Records that describe figures:
##############################

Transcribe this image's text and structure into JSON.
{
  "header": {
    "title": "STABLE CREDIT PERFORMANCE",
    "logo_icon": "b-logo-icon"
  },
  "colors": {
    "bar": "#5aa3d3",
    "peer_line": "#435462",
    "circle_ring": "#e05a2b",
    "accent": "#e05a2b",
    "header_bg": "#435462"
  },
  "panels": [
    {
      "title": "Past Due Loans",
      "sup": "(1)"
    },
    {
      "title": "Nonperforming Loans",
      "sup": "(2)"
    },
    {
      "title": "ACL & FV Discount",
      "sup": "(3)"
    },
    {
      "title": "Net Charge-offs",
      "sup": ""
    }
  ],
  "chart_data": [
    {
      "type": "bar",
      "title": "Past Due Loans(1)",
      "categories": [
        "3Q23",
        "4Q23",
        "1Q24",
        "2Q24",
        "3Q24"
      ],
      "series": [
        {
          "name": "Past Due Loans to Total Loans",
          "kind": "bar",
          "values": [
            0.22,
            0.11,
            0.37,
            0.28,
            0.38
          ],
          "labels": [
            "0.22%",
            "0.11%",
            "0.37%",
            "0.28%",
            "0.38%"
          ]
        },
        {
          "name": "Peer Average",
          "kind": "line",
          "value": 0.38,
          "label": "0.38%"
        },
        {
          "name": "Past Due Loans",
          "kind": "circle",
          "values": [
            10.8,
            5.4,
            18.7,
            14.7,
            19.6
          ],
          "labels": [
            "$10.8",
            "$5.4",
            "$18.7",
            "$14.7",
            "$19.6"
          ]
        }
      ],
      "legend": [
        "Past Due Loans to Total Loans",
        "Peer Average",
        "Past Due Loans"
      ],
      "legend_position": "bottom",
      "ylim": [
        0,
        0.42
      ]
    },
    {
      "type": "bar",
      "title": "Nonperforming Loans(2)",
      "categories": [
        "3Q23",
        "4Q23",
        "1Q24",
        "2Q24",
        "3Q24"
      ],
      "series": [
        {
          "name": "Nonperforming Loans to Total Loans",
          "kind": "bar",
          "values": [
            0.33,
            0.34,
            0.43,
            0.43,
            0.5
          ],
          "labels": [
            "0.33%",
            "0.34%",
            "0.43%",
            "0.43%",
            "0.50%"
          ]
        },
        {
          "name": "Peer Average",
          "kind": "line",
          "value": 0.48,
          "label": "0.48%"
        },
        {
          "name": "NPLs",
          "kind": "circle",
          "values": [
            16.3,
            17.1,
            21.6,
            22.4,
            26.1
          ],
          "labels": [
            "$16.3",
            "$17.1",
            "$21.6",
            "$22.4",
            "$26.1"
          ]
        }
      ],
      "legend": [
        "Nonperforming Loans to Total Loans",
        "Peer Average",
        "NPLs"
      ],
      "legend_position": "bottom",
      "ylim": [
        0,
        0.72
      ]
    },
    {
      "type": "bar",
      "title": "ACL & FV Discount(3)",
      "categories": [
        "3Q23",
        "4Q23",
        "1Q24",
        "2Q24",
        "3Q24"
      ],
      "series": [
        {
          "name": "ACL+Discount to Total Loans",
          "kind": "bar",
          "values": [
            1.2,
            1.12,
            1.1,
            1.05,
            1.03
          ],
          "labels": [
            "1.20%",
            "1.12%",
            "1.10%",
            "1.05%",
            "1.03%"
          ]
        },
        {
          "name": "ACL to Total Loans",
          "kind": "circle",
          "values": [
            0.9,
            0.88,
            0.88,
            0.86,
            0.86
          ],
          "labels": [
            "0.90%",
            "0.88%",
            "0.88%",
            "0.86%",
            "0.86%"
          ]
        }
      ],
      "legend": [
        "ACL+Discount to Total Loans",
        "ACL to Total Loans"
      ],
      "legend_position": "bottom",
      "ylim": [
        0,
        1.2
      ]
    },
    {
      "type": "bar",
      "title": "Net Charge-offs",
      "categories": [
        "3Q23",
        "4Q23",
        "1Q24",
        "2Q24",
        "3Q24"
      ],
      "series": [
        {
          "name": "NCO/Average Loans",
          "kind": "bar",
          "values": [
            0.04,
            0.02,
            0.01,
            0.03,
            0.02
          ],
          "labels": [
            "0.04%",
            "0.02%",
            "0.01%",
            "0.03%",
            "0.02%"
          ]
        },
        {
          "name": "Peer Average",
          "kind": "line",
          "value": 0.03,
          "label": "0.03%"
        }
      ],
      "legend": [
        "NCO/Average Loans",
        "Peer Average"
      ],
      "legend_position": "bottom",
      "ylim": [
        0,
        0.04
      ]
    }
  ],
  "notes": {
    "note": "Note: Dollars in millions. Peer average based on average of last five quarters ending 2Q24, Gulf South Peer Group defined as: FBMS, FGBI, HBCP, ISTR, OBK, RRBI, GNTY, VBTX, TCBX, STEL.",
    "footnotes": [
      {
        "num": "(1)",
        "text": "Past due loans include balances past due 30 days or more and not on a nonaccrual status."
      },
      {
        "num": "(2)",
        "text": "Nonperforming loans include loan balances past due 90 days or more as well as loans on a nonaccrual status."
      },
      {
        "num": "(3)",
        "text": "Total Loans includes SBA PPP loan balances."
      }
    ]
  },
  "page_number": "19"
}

##############################

Instructions for the task ->
Write the data out again in full and exactly.

Exercise output ->
Transcribe this image's text and structure into JSON.
{
  "header": {
    "title": "STABLE CREDIT PERFORMANCE",
    "logo_icon": "b-logo-icon"
  },
  "colors": {
    "bar": "#5aa3d3",
    "peer_line": "#435462",
    "circle_ring": "#e05a2b",
    "accent": "#e05a2b",
    "header_bg": "#435462"
  },
  "panels": [
    {
      "title": "Past Due Loans",
      "sup": "(1)"
    },
    {
      "title": "Nonperforming Loans",
      "sup": "(2)"
    },
    {
      "title": "ACL & FV Discount",
      "sup": "(3)"
    },
    {
      "title": "Net Charge-offs",
      "sup": ""
    }
  ],
  "chart_data": [
    {
      "type": "bar",
      "title": "Past Due Loans(1)",
      "categories": [
        "3Q23",
        "4Q23",
        "1Q24",
        "2Q24",
        "3Q24"
      ],
      "series": [
        {
          "name": "Past Due Loans to Total Loans",
          "kind": "bar",
          "values": [
            0.22,
            0.11,
            0.37,
            0.28,
            0.38
          ],
          "labels": [
            "0.22%",
            "0.11%",
            "0.37%",
            "0.28%",
            "0.38%"
          ]
        },
        {
          "name": "Peer Average",
          "kind": "line",
          "value": 0.38,
          "label": "0.38%"
        },
        {
          "name": "Past Due Loans",
          "kind": "circle",
          "values": [
            10.8,
            5.4,
            18.7,
            14.7,
            19.6
          ],
          "labels": [
            "$10.8",
            "$5.4",
            "$18.7",
            "$14.7",
            "$19.6"
          ]
        }
      ],
      "legend": [
        "Past Due Loans to Total Loans",
        "Peer Average",
        "Past Due Loans"
      ],
      "legend_position": "bottom",
      "ylim": [
        0,
        0.42
      ]
    },
    {
      "type": "bar",
      "title": "Nonperforming Loans(2)",
      "categories": [
        "3Q23",
        "4Q23",
        "1Q24",
        "2Q24",
        "3Q24"
      ],
      "series": [
        {
          "name": "Nonperforming Loans to Total Loans",
          "kind": "bar",
          "values": [
            0.33,
            0.34,
            0.43,
            0.43,
            0.5
          ],
          "labels": [
            "0.33%",
            "0.34%",
            "0.43%",
            "0.43%",
            "0.50%"
          ]
        },
        {
          "name": "Peer Average",
          "kind": "line",
          "value": 0.48,
          "label": "0.48%"
        },
        {
          "name": "NPLs",
          "kind": "circle",
          "values": [
            16.3,
            17.1,
            21.6,
            22.4,
            26.1
          ],
          "labels": [
            "$16.3",
            "$17.1",
            "$21.6",
            "$22.4",
            "$26.1"
          ]
        }
      ],
      "legend": [
        "Nonperforming Loans to Total Loans",
        "Peer Average",
        "NPLs"
      ],
      "legend_position": "bottom",
      "ylim": [
        0,
        0.72
      ]
    },
    {
      "type": "bar",
      "title": "ACL & FV Discount(3)",
      "categories": [
        "3Q23",
        "4Q23",
        "1Q24",
        "2Q24",
        "3Q24"
      ],
      "series": [
        {
          "name": "ACL+Discount to Total Loans",
          "kind": "bar",
          "values": [
            1.2,
            1.12,
            1.1,
            1.05,
            1.03
          ],
          "labels": [
            "1.20%",
            "1.12%",
            "1.10%",
            "1.05%",
            "1.03%"
          ]
        },
        {
          "name": "ACL to Total Loans",
          "kind": "circle",
          "values": [
            0.9,
            0.88,
            0.88,
            0.86,
            0.86
          ],
          "labels": [
            "0.90%",
            "0.88%",
            "0.88%",
            "0.86%",
            "0.86%"
          ]
        }
      ],
      "legend": [
        "ACL+Discount to Total Loans",
        "ACL to Total Loans"
      ],
      "legend_position": "bottom",
      "ylim": [
        0,
        1.2
      ]
    },
    {
      "type": "bar",
      "title": "Net Charge-offs",
      "categories": [
        "3Q23",
        "4Q23",
        "1Q24",
        "2Q24",
        "3Q24"
      ],
      "series": [
        {
          "name": "NCO/Average Loans",
          "kind": "bar",
          "values": [
            0.04,
            0.02,
            0.01,
            0.03,
            0.02
          ],
          "labels": [
            "0.04%",
            "0.02%",
            "0.01%",
            "0.03%",
            "0.02%"
          ]
        },
        {
          "name": "Peer Average",
          "kind": "line",
          "value": 0.03,
          "label": "0.03%"
        }
      ],
      "legend": [
        "NCO/Average Loans",
        "Peer Average"
      ],
      "legend_position": "bottom",
      "ylim": [
        0,
        0.04
      ]
    }
  ],
  "notes": {
    "note": "Note: Dollars in millions. Peer average based on average of last five quarters ending 2Q24, Gulf South Peer Group defined as: FBMS, FGBI, HBCP, ISTR, OBK, RRBI, GNTY, VBTX, TCBX, STEL.",
    "footnotes": [
      {
        "num": "(1)",
        "text": "Past due loans include balances past due 30 days or more and not on a nonaccrual status."
      },
      {
        "num": "(2)",
        "text": "Nonperforming loans include loan balances past due 90 days or more as well as loans on a nonaccrual status."
      },
      {
        "num": "(3)",
        "text": "Total Loans includes SBA PPP loan balances."
      }
    ]
  },
  "page_number": "19"
}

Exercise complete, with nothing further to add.